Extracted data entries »
- - - - - - -

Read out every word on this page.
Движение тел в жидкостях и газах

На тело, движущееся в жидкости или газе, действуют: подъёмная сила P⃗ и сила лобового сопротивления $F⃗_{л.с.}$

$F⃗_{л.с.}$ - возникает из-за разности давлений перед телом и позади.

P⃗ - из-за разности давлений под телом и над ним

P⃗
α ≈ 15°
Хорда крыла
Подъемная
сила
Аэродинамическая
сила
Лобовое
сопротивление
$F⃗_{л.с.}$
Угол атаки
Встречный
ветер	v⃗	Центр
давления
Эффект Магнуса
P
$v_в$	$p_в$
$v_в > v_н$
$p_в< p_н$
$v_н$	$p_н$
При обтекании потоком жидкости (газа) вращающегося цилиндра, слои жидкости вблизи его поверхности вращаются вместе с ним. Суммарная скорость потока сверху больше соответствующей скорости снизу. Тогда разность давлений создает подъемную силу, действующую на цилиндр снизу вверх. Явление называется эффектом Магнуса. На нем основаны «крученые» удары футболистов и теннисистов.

- - - - - - -

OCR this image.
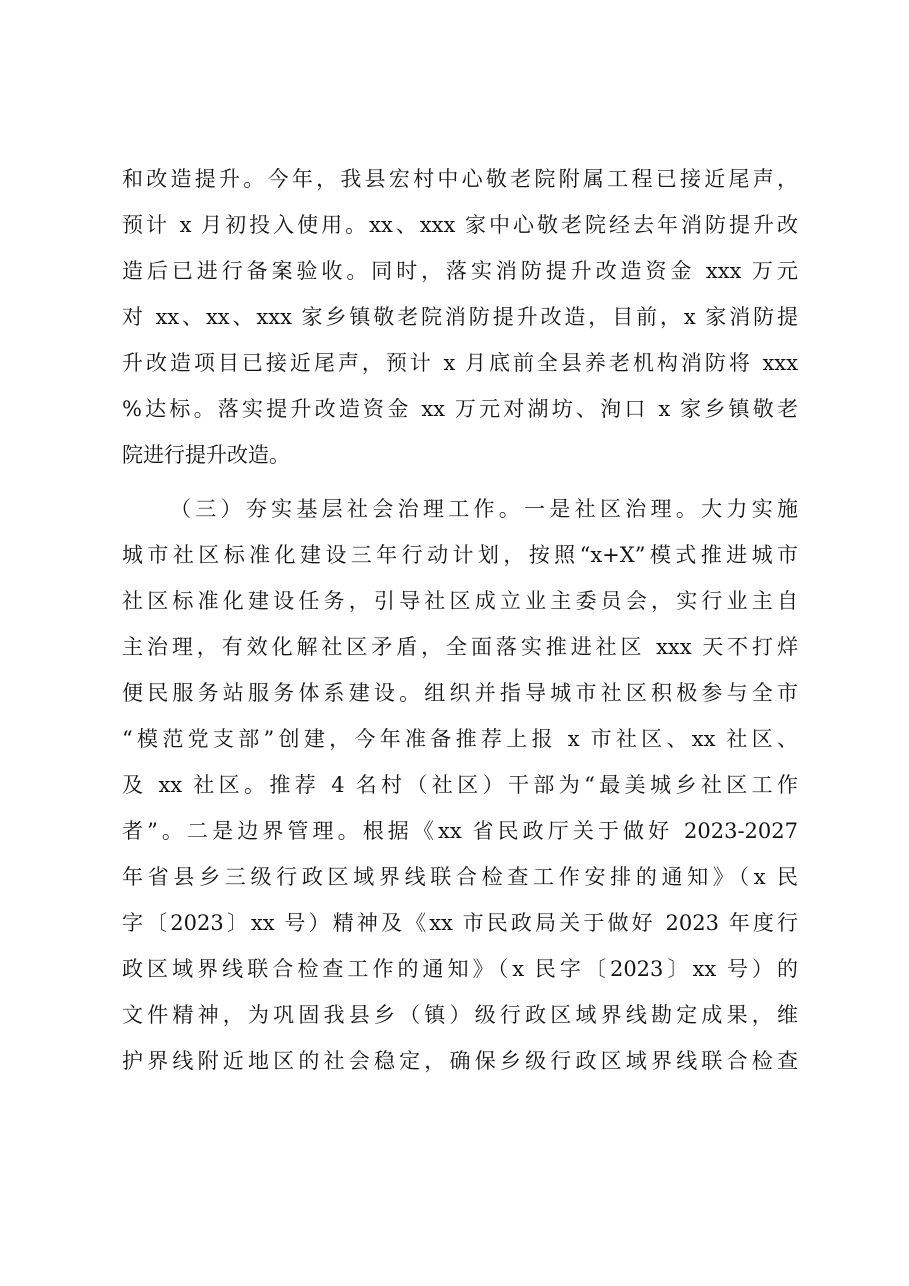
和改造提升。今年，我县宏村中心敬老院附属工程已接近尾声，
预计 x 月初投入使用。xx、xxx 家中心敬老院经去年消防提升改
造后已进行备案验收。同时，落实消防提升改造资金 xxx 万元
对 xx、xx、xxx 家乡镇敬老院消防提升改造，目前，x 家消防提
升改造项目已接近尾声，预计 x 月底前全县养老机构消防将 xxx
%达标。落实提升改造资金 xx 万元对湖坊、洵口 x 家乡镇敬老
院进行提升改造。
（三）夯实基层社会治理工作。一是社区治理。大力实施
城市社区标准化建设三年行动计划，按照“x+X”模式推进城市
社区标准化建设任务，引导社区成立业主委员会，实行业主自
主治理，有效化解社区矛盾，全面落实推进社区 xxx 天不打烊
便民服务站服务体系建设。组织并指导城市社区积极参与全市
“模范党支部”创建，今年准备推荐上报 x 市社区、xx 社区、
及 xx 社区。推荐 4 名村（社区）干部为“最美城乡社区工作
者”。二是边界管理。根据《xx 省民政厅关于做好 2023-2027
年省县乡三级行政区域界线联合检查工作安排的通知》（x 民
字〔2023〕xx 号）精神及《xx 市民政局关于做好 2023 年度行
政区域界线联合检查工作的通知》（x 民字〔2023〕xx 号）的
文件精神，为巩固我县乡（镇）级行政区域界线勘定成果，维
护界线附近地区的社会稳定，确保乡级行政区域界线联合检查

- - - - - - -

Written exercise »
Filter the entries above down to the lines containing the word "разности".

Written response »
$F⃗_{л.с.}$ - возникает из-за разности давлений перед телом и позади.
P⃗ - из-за разности давлений под телом и над ним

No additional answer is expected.